[Records that describe figures]
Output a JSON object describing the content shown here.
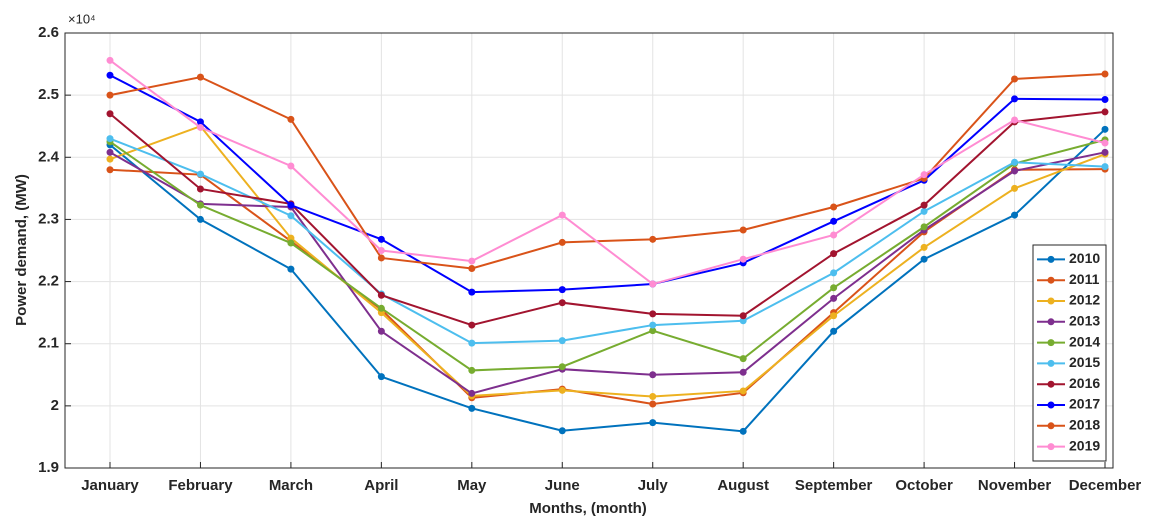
{
  "chart_data": {
    "type": "line",
    "y_multiplier": "×10⁴",
    "xlabel": "Months, (month)",
    "ylabel": "Power demand, (MW)",
    "categories": [
      "January",
      "February",
      "March",
      "April",
      "May",
      "June",
      "July",
      "August",
      "September",
      "October",
      "November",
      "December"
    ],
    "ylim": [
      1.9,
      2.6
    ],
    "yticks": [
      1.9,
      2,
      2.1,
      2.2,
      2.3,
      2.4,
      2.5,
      2.6
    ],
    "grid": true,
    "legend": "lower right",
    "series": [
      {
        "name": "2010",
        "color": "#0072BD",
        "values": [
          2.42,
          2.3,
          2.22,
          2.047,
          1.996,
          1.96,
          1.973,
          1.959,
          2.12,
          2.236,
          2.307,
          2.445
        ]
      },
      {
        "name": "2011",
        "color": "#D95319",
        "values": [
          2.38,
          2.372,
          2.265,
          2.155,
          2.013,
          2.027,
          2.003,
          2.021,
          2.15,
          2.28,
          2.38,
          2.381
        ]
      },
      {
        "name": "2012",
        "color": "#EDB120",
        "values": [
          2.397,
          2.45,
          2.27,
          2.15,
          2.016,
          2.025,
          2.015,
          2.024,
          2.145,
          2.255,
          2.35,
          2.405
        ]
      },
      {
        "name": "2013",
        "color": "#7E2F8E",
        "values": [
          2.408,
          2.325,
          2.32,
          2.12,
          2.02,
          2.059,
          2.05,
          2.054,
          2.173,
          2.283,
          2.378,
          2.408
        ]
      },
      {
        "name": "2014",
        "color": "#77AC30",
        "values": [
          2.425,
          2.323,
          2.262,
          2.157,
          2.057,
          2.063,
          2.121,
          2.076,
          2.19,
          2.288,
          2.39,
          2.428
        ]
      },
      {
        "name": "2015",
        "color": "#4DBEEE",
        "values": [
          2.43,
          2.373,
          2.306,
          2.18,
          2.101,
          2.105,
          2.13,
          2.137,
          2.214,
          2.313,
          2.392,
          2.385
        ]
      },
      {
        "name": "2016",
        "color": "#A2142F",
        "values": [
          2.47,
          2.349,
          2.325,
          2.178,
          2.13,
          2.166,
          2.148,
          2.145,
          2.245,
          2.323,
          2.457,
          2.473
        ]
      },
      {
        "name": "2017",
        "color": "#0000FF",
        "values": [
          2.532,
          2.457,
          2.323,
          2.268,
          2.183,
          2.187,
          2.196,
          2.23,
          2.297,
          2.363,
          2.494,
          2.493
        ]
      },
      {
        "name": "2018",
        "color": "#D95319",
        "values": [
          2.5,
          2.529,
          2.461,
          2.238,
          2.221,
          2.263,
          2.268,
          2.283,
          2.32,
          2.366,
          2.526,
          2.534
        ]
      },
      {
        "name": "2019",
        "color": "#FF8CD2",
        "values": [
          2.556,
          2.448,
          2.386,
          2.25,
          2.233,
          2.307,
          2.196,
          2.236,
          2.275,
          2.372,
          2.46,
          2.423
        ]
      }
    ]
  }
}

Aim
The data above should be repeated exactly, minus any pictures.

Exercise solution
Output a JSON object describing the content shown here.
{
  "chart_data": {
    "type": "line",
    "y_multiplier": "×10⁴",
    "xlabel": "Months, (month)",
    "ylabel": "Power demand, (MW)",
    "categories": [
      "January",
      "February",
      "March",
      "April",
      "May",
      "June",
      "July",
      "August",
      "September",
      "October",
      "November",
      "December"
    ],
    "ylim": [
      1.9,
      2.6
    ],
    "yticks": [
      1.9,
      2,
      2.1,
      2.2,
      2.3,
      2.4,
      2.5,
      2.6
    ],
    "grid": true,
    "legend": "lower right",
    "series": [
      {
        "name": "2010",
        "color": "#0072BD",
        "values": [
          2.42,
          2.3,
          2.22,
          2.047,
          1.996,
          1.96,
          1.973,
          1.959,
          2.12,
          2.236,
          2.307,
          2.445
        ]
      },
      {
        "name": "2011",
        "color": "#D95319",
        "values": [
          2.38,
          2.372,
          2.265,
          2.155,
          2.013,
          2.027,
          2.003,
          2.021,
          2.15,
          2.28,
          2.38,
          2.381
        ]
      },
      {
        "name": "2012",
        "color": "#EDB120",
        "values": [
          2.397,
          2.45,
          2.27,
          2.15,
          2.016,
          2.025,
          2.015,
          2.024,
          2.145,
          2.255,
          2.35,
          2.405
        ]
      },
      {
        "name": "2013",
        "color": "#7E2F8E",
        "values": [
          2.408,
          2.325,
          2.32,
          2.12,
          2.02,
          2.059,
          2.05,
          2.054,
          2.173,
          2.283,
          2.378,
          2.408
        ]
      },
      {
        "name": "2014",
        "color": "#77AC30",
        "values": [
          2.425,
          2.323,
          2.262,
          2.157,
          2.057,
          2.063,
          2.121,
          2.076,
          2.19,
          2.288,
          2.39,
          2.428
        ]
      },
      {
        "name": "2015",
        "color": "#4DBEEE",
        "values": [
          2.43,
          2.373,
          2.306,
          2.18,
          2.101,
          2.105,
          2.13,
          2.137,
          2.214,
          2.313,
          2.392,
          2.385
        ]
      },
      {
        "name": "2016",
        "color": "#A2142F",
        "values": [
          2.47,
          2.349,
          2.325,
          2.178,
          2.13,
          2.166,
          2.148,
          2.145,
          2.245,
          2.323,
          2.457,
          2.473
        ]
      },
      {
        "name": "2017",
        "color": "#0000FF",
        "values": [
          2.532,
          2.457,
          2.323,
          2.268,
          2.183,
          2.187,
          2.196,
          2.23,
          2.297,
          2.363,
          2.494,
          2.493
        ]
      },
      {
        "name": "2018",
        "color": "#D95319",
        "values": [
          2.5,
          2.529,
          2.461,
          2.238,
          2.221,
          2.263,
          2.268,
          2.283,
          2.32,
          2.366,
          2.526,
          2.534
        ]
      },
      {
        "name": "2019",
        "color": "#FF8CD2",
        "values": [
          2.556,
          2.448,
          2.386,
          2.25,
          2.233,
          2.307,
          2.196,
          2.236,
          2.275,
          2.372,
          2.46,
          2.423
        ]
      }
    ]
  }
}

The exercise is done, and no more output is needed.